= Dataset entries =
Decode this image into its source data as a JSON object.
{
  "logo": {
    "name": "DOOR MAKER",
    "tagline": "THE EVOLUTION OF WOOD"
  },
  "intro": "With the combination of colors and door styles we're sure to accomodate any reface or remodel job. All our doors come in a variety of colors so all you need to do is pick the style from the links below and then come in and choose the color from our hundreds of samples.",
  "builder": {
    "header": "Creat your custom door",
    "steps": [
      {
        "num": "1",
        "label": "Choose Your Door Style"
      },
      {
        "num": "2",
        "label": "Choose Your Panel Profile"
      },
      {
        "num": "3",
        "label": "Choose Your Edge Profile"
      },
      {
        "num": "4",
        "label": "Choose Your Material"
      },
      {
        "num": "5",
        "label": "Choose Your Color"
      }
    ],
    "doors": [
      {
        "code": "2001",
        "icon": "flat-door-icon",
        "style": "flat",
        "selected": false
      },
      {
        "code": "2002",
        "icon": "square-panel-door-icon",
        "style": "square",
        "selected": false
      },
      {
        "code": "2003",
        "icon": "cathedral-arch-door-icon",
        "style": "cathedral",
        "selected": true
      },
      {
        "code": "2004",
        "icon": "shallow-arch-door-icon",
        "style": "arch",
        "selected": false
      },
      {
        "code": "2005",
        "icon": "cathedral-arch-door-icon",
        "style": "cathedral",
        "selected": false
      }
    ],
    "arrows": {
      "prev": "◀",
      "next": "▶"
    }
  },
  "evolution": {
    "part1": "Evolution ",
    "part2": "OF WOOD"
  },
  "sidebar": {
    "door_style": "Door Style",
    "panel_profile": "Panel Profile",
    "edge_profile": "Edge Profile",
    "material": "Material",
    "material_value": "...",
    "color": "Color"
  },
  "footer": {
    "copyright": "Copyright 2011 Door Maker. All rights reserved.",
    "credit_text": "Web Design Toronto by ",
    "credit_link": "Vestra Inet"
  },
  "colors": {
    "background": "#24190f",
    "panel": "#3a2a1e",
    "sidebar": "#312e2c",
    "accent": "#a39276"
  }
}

---

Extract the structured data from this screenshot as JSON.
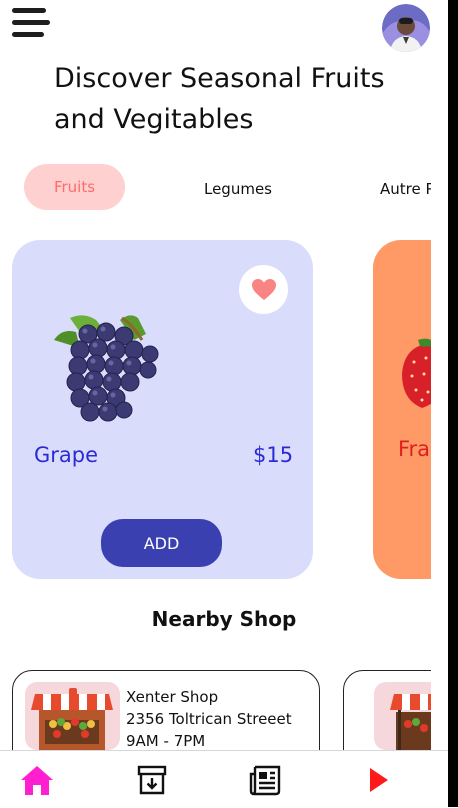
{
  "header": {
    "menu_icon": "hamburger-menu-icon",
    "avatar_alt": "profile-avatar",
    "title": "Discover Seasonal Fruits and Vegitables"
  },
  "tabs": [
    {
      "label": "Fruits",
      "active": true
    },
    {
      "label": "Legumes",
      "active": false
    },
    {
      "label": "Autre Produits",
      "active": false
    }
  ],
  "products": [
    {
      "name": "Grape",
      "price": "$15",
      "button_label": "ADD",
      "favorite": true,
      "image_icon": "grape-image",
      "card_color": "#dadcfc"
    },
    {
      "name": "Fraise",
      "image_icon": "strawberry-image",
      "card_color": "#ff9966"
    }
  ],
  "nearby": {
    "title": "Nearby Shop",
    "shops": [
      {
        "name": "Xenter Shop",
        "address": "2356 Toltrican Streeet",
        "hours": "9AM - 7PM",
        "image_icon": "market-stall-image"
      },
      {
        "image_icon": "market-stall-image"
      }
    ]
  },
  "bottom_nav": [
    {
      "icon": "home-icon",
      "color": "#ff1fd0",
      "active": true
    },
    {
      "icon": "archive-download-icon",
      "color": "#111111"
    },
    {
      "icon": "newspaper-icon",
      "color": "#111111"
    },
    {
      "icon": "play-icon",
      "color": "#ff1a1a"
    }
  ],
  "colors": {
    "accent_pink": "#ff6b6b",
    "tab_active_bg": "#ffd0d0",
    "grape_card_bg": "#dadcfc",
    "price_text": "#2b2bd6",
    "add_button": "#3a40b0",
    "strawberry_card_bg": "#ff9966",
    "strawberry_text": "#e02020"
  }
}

---

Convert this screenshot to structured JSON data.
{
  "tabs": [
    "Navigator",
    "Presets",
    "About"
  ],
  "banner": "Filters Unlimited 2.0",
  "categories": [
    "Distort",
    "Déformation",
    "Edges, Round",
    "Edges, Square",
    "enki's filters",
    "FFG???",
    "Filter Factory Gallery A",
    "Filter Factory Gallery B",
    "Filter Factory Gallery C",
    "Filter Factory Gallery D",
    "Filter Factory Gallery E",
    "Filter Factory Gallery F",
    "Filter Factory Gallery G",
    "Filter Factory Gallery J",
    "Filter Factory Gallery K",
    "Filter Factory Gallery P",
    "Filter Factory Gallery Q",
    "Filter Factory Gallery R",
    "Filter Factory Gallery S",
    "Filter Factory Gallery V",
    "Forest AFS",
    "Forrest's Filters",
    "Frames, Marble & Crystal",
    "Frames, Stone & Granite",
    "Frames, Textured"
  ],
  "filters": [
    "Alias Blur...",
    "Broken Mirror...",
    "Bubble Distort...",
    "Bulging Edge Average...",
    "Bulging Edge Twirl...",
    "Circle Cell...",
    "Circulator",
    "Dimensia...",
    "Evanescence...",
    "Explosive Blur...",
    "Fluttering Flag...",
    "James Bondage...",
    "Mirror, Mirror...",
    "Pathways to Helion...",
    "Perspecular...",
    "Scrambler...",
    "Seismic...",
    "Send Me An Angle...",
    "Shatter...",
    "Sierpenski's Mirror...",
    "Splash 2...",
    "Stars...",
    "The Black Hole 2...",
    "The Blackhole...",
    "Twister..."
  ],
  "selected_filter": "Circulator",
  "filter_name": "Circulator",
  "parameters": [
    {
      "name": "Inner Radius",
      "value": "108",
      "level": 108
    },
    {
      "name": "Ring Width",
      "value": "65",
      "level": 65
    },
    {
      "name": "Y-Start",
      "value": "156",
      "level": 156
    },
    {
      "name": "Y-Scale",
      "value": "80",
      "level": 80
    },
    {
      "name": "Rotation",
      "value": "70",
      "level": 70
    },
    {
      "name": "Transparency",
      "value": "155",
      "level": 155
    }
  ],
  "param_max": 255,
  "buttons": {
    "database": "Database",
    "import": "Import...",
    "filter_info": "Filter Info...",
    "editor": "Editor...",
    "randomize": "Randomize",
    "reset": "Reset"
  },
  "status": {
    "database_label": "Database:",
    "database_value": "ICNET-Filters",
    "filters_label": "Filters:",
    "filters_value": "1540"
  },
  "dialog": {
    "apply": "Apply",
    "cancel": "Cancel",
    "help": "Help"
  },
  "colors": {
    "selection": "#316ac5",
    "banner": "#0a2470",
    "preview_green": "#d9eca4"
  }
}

= What the task requires =
In the records above, find the lines containing "Bulging" and copy them.

= Written solution =
    "Bulging Edge Average...",
    "Bulging Edge Twirl...",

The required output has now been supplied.